Task objective: Show all lines holding "value".

'''

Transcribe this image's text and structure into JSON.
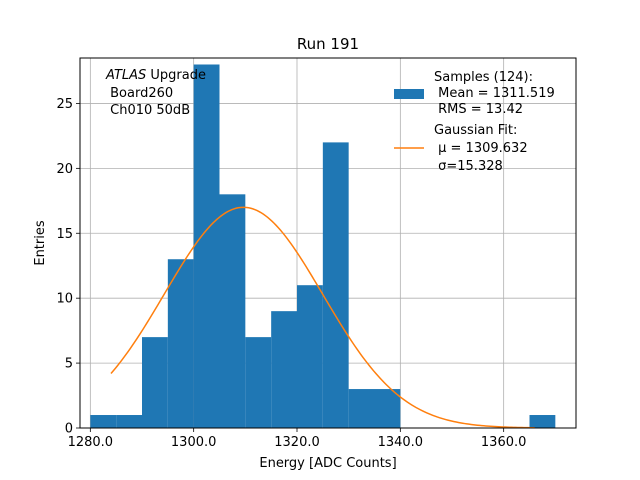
{
  "chart_data": {
    "type": "bar",
    "title": "Run 191",
    "xlabel": "Energy [ADC Counts]",
    "ylabel": "Entries",
    "xlim": [
      1278,
      1374
    ],
    "ylim": [
      0,
      28.5
    ],
    "grid": true,
    "x_ticks": [
      {
        "value": 1280,
        "label": "1280.0"
      },
      {
        "value": 1300,
        "label": "1300.0"
      },
      {
        "value": 1320,
        "label": "1320.0"
      },
      {
        "value": 1340,
        "label": "1340.0"
      },
      {
        "value": 1360,
        "label": "1360.0"
      }
    ],
    "y_ticks": [
      {
        "value": 0,
        "label": "0"
      },
      {
        "value": 5,
        "label": "5"
      },
      {
        "value": 10,
        "label": "10"
      },
      {
        "value": 15,
        "label": "15"
      },
      {
        "value": 20,
        "label": "20"
      },
      {
        "value": 25,
        "label": "25"
      }
    ],
    "bar_color": "#1f77b4",
    "fit_color": "#ff7f0e",
    "bins": [
      {
        "x0": 1280,
        "x1": 1285,
        "count": 1
      },
      {
        "x0": 1285,
        "x1": 1290,
        "count": 1
      },
      {
        "x0": 1290,
        "x1": 1295,
        "count": 7
      },
      {
        "x0": 1295,
        "x1": 1300,
        "count": 13
      },
      {
        "x0": 1300,
        "x1": 1305,
        "count": 28
      },
      {
        "x0": 1305,
        "x1": 1310,
        "count": 18
      },
      {
        "x0": 1310,
        "x1": 1315,
        "count": 7
      },
      {
        "x0": 1315,
        "x1": 1320,
        "count": 9
      },
      {
        "x0": 1320,
        "x1": 1325,
        "count": 11
      },
      {
        "x0": 1325,
        "x1": 1330,
        "count": 22
      },
      {
        "x0": 1330,
        "x1": 1335,
        "count": 3
      },
      {
        "x0": 1335,
        "x1": 1340,
        "count": 3
      },
      {
        "x0": 1365,
        "x1": 1370,
        "count": 1
      }
    ],
    "fit": {
      "mu": 1309.632,
      "sigma": 15.328,
      "amplitude": 17.0,
      "x_start": 1284,
      "x_end": 1366
    },
    "annotation": {
      "line1_italic": "ATLAS",
      "line1_rest": " Upgrade",
      "line2": " Board260",
      "line3": " Ch010 50dB"
    },
    "legend": {
      "placement": "upper-right",
      "samples_lines": [
        "Samples (124):",
        " Mean = 1311.519",
        " RMS = 13.42"
      ],
      "fit_header": "Gaussian Fit:",
      "fit_mu": " μ = 1309.632",
      "fit_sigma": " σ=15.328"
    }
  }
}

'''

Task response:
        "value": 1280,
        "value": 1300,
        "value": 1320,
        "value": 1340,
        "value": 1360,
        "value": 0,
        "value": 5,
        "value": 10,
        "value": 15,
        "value": 20,
        "value": 25,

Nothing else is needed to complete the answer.